* Given instruction *
What is the number of lines in the entries below that include the word "Editor"? Provide the number only.

* Data rows *
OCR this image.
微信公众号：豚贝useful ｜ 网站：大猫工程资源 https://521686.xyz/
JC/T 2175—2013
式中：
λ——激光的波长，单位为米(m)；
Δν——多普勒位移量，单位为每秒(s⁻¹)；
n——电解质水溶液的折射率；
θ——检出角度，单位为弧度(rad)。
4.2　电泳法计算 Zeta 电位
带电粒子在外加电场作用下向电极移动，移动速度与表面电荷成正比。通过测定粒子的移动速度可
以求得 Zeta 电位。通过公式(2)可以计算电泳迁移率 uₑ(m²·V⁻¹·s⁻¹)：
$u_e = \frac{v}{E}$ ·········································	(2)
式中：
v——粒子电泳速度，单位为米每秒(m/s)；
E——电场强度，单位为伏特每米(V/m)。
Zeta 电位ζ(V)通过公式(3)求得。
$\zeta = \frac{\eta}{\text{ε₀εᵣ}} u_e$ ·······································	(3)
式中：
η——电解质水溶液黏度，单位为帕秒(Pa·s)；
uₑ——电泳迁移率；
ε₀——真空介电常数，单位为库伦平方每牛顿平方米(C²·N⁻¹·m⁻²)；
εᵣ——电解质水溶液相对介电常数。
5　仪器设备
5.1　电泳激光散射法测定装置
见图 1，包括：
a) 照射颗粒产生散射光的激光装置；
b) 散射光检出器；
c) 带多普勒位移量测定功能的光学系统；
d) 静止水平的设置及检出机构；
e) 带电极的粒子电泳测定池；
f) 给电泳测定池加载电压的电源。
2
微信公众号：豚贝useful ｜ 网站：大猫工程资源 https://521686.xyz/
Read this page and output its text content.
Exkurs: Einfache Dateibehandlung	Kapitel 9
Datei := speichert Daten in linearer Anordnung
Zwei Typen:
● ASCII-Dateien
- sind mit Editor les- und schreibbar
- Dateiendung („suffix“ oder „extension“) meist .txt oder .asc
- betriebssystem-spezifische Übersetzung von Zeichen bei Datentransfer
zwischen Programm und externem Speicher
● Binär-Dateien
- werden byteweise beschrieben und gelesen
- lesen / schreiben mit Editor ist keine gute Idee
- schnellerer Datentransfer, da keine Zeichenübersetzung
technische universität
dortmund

* Expected output *
2